Find how many lines in the data below mention "tissue". Give the number only.

• [Stored records]
§

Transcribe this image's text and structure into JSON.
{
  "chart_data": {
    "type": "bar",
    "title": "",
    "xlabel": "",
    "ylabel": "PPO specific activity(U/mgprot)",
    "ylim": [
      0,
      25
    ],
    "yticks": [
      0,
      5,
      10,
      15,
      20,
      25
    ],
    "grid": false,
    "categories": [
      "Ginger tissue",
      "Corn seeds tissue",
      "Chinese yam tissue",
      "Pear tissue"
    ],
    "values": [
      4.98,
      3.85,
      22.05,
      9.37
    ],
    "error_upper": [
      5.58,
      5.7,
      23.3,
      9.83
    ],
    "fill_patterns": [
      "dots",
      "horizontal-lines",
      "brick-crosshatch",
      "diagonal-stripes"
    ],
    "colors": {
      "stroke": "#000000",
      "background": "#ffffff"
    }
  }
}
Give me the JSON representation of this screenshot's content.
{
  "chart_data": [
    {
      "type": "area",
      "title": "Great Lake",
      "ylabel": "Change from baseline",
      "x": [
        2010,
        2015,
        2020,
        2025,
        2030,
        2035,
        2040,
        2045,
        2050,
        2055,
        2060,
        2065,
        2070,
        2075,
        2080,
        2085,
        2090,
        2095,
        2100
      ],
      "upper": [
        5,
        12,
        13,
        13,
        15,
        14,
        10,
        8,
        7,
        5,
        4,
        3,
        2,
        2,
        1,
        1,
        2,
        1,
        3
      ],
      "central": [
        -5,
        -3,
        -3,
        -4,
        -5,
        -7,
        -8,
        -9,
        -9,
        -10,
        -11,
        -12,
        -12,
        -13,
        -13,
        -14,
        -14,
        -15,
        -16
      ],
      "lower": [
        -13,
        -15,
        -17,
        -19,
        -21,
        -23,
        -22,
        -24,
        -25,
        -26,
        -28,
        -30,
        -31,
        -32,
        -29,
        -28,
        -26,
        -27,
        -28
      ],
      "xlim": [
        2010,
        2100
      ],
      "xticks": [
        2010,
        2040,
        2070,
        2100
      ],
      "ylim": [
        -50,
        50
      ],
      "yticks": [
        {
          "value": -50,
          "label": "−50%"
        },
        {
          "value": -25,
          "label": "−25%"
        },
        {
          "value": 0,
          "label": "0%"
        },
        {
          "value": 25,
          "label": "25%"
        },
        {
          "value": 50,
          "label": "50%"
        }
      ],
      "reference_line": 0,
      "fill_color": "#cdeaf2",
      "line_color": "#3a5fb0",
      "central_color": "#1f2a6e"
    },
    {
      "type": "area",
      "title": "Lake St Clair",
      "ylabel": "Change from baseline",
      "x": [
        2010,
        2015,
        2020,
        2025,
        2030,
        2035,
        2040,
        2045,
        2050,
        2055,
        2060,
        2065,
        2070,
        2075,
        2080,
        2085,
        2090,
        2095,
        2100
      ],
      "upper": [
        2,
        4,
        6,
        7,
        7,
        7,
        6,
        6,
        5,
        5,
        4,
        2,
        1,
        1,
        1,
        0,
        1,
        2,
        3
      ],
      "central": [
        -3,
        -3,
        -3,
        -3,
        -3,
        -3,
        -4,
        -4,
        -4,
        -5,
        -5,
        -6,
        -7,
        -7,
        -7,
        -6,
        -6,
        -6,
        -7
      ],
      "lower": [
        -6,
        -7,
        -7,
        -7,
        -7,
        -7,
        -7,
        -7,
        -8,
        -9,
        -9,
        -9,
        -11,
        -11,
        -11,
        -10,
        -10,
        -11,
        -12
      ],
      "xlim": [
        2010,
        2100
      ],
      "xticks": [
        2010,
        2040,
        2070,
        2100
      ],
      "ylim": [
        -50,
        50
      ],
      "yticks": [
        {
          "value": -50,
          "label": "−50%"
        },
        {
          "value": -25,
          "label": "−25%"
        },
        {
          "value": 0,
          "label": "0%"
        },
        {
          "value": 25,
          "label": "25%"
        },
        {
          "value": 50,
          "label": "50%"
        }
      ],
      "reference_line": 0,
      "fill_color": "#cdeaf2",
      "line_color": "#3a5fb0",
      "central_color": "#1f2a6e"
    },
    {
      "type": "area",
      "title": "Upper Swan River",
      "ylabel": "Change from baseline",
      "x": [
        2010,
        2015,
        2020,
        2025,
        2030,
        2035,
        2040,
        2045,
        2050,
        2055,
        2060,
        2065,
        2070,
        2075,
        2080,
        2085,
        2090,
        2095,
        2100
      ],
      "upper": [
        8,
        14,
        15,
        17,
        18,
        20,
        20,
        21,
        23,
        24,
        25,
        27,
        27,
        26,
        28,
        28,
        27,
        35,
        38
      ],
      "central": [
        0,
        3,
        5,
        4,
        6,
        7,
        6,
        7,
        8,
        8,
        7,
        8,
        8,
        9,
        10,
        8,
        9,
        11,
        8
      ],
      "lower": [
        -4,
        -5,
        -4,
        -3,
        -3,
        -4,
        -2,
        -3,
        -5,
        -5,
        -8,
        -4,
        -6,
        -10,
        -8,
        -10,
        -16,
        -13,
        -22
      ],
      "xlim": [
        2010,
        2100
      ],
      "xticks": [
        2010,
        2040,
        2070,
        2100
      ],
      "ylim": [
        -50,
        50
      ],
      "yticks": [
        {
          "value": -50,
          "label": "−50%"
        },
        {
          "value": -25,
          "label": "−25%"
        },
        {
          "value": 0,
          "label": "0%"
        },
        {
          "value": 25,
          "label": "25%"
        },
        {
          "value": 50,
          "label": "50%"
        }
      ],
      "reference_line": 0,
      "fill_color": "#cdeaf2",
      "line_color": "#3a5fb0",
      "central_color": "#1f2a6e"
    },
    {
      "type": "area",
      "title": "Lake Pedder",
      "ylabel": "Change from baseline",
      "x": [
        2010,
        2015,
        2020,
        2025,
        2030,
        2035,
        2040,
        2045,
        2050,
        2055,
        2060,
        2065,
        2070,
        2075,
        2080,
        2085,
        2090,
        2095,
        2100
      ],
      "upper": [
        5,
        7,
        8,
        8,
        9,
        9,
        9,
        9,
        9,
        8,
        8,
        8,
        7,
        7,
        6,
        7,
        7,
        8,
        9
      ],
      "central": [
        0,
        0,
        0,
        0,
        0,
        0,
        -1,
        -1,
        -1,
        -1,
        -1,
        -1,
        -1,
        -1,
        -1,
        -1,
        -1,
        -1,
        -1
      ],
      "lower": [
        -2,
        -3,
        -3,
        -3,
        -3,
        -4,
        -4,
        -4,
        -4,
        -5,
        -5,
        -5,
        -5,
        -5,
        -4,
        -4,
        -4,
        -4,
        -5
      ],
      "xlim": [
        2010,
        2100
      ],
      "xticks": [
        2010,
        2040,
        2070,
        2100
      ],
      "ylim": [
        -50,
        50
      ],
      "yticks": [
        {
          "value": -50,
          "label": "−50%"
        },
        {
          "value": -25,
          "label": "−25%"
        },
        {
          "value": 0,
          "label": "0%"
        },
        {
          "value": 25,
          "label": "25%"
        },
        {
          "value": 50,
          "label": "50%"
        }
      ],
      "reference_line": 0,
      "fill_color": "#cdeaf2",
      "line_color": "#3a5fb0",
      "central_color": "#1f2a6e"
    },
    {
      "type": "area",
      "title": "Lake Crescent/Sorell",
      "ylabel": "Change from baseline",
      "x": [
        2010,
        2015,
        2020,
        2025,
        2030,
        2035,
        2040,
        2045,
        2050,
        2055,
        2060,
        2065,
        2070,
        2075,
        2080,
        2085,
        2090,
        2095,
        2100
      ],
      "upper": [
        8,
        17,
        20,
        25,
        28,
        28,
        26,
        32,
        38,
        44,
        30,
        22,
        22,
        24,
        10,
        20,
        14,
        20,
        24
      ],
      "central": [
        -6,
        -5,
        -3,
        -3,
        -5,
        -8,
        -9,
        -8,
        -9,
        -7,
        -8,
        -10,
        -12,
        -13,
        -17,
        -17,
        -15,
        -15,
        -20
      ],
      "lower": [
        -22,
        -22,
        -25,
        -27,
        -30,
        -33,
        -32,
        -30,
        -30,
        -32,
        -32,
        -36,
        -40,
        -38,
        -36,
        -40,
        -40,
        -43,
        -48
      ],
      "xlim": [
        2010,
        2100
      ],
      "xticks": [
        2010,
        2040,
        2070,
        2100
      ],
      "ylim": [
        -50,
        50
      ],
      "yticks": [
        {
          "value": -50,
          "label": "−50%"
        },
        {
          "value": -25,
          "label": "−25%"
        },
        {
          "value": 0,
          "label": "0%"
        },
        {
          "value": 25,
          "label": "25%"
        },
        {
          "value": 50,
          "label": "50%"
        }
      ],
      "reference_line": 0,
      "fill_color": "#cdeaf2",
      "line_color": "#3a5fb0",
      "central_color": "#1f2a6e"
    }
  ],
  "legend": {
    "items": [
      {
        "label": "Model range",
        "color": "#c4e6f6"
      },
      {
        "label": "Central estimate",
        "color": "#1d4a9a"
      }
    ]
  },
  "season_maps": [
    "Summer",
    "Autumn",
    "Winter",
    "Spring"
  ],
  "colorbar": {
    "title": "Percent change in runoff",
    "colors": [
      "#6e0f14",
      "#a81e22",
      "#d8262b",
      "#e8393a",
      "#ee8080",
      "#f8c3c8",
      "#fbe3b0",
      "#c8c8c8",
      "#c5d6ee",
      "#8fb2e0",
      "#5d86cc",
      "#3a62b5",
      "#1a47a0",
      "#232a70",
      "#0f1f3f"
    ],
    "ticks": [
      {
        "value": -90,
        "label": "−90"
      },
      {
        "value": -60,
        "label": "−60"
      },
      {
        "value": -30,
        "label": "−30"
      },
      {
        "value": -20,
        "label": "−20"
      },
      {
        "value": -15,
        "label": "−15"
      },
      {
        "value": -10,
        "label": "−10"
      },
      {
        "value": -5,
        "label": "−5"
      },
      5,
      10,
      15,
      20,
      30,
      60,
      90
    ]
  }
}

§

• [THE RESULT]
4